BEGIN Recorded information

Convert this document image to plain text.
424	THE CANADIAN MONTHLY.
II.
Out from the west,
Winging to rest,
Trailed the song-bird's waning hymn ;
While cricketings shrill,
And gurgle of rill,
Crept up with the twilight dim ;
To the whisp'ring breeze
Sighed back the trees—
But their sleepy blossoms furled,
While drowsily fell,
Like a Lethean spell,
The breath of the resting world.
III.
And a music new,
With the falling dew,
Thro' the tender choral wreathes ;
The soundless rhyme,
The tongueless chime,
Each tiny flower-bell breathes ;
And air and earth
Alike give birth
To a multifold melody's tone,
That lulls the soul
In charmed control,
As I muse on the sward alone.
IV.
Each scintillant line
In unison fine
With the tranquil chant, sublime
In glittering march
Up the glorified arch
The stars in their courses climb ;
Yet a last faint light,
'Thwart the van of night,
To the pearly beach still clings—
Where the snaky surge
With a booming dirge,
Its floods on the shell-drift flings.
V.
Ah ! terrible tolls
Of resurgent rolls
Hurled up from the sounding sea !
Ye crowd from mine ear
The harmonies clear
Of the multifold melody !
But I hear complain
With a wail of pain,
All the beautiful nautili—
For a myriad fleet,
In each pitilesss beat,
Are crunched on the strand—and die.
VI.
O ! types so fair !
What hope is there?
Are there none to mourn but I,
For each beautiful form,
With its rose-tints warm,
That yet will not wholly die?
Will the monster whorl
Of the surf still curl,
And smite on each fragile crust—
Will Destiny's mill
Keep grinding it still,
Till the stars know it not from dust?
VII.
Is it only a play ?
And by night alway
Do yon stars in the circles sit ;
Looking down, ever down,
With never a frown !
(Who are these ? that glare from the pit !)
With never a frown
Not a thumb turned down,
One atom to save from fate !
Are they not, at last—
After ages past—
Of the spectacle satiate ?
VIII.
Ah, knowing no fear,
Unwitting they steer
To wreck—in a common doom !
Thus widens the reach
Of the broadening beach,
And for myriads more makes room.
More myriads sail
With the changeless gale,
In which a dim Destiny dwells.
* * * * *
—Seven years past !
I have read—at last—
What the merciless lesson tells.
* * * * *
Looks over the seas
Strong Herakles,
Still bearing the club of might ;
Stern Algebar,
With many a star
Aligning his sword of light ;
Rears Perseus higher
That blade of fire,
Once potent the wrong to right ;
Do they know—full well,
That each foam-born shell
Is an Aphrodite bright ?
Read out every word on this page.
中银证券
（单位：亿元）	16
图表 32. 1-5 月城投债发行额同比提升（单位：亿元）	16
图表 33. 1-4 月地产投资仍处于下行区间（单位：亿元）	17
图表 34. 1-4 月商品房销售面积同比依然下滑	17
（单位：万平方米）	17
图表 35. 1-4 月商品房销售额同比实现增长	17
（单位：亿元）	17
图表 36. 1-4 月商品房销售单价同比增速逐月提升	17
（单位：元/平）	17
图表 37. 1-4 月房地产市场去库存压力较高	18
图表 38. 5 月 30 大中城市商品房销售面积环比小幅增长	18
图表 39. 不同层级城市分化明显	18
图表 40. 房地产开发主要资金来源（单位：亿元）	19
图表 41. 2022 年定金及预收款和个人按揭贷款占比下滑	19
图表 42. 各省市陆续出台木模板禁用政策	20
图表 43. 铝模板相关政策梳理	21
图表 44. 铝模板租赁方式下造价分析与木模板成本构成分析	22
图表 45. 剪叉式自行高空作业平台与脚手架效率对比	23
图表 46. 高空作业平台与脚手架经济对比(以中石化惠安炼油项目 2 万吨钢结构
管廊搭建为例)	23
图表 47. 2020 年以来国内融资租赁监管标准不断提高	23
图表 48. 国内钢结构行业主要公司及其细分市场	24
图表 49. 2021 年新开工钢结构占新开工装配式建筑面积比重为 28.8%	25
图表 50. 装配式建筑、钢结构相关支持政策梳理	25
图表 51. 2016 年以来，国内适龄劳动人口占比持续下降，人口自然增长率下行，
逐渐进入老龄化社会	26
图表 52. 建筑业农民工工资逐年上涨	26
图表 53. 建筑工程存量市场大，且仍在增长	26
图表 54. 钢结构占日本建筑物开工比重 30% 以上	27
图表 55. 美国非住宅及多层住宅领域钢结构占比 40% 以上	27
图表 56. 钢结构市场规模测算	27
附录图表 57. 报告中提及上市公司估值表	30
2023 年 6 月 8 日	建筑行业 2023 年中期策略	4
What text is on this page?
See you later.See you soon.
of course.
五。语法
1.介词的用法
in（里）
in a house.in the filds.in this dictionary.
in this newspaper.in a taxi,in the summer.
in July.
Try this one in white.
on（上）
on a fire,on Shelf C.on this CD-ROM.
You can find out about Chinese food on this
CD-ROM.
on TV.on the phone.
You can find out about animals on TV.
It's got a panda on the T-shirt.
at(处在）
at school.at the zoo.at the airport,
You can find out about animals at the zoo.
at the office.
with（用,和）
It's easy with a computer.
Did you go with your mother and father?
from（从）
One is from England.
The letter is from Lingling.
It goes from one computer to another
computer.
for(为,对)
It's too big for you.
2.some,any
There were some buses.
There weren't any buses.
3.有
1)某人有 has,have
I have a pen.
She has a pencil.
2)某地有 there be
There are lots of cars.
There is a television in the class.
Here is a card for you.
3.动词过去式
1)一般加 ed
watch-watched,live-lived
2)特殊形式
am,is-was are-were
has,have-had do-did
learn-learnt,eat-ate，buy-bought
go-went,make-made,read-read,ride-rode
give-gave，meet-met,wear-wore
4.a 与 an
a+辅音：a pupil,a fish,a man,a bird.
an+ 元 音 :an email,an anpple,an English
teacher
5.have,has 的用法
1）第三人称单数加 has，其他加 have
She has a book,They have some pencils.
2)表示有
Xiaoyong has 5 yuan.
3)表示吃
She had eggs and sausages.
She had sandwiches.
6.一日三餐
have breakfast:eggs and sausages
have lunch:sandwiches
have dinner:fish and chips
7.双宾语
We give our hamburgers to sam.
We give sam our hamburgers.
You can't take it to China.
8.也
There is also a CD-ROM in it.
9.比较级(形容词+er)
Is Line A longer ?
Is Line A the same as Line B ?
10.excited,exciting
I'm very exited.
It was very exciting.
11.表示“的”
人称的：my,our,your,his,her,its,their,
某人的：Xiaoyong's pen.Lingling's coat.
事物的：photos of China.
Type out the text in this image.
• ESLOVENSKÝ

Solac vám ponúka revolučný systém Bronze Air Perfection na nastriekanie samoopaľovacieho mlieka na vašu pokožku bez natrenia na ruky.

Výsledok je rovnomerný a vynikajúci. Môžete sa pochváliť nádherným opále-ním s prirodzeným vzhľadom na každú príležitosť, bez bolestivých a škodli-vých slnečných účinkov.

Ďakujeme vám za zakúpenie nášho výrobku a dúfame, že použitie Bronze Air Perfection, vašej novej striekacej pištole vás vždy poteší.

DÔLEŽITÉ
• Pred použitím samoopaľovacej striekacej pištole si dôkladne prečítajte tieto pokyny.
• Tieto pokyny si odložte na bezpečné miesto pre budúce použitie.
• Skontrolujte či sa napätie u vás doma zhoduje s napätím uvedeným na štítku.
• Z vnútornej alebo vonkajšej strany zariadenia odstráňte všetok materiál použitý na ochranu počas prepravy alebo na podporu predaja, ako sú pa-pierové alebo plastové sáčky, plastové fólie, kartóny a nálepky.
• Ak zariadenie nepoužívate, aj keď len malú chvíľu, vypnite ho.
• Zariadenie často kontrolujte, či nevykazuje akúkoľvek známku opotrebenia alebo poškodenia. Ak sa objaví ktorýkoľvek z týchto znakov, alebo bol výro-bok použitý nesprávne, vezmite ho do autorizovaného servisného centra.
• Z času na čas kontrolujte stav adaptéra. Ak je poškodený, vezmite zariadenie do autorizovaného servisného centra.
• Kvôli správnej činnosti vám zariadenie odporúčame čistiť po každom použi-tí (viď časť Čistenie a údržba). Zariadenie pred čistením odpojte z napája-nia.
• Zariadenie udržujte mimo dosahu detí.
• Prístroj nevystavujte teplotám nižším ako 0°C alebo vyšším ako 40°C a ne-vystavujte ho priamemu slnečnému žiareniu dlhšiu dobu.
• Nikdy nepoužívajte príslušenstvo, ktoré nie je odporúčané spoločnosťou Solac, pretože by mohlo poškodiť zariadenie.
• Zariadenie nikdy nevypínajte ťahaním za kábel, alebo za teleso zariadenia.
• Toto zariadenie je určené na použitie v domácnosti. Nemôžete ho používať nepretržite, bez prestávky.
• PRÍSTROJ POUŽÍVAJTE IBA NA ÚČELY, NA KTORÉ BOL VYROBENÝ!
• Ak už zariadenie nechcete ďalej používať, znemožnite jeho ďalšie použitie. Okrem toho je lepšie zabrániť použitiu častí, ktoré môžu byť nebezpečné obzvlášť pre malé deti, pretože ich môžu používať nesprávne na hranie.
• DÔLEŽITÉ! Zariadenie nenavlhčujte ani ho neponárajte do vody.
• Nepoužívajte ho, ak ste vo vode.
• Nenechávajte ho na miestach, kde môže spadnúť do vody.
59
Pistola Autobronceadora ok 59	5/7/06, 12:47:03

END Recorded information

» Exercise directions: Among the lines of the material, find those that hold the word "bird" and copy them.

» Finished exercise:
Trailed the song-bird's waning hymn ;
a+辅音：a pupil,a fish,a man,a bird.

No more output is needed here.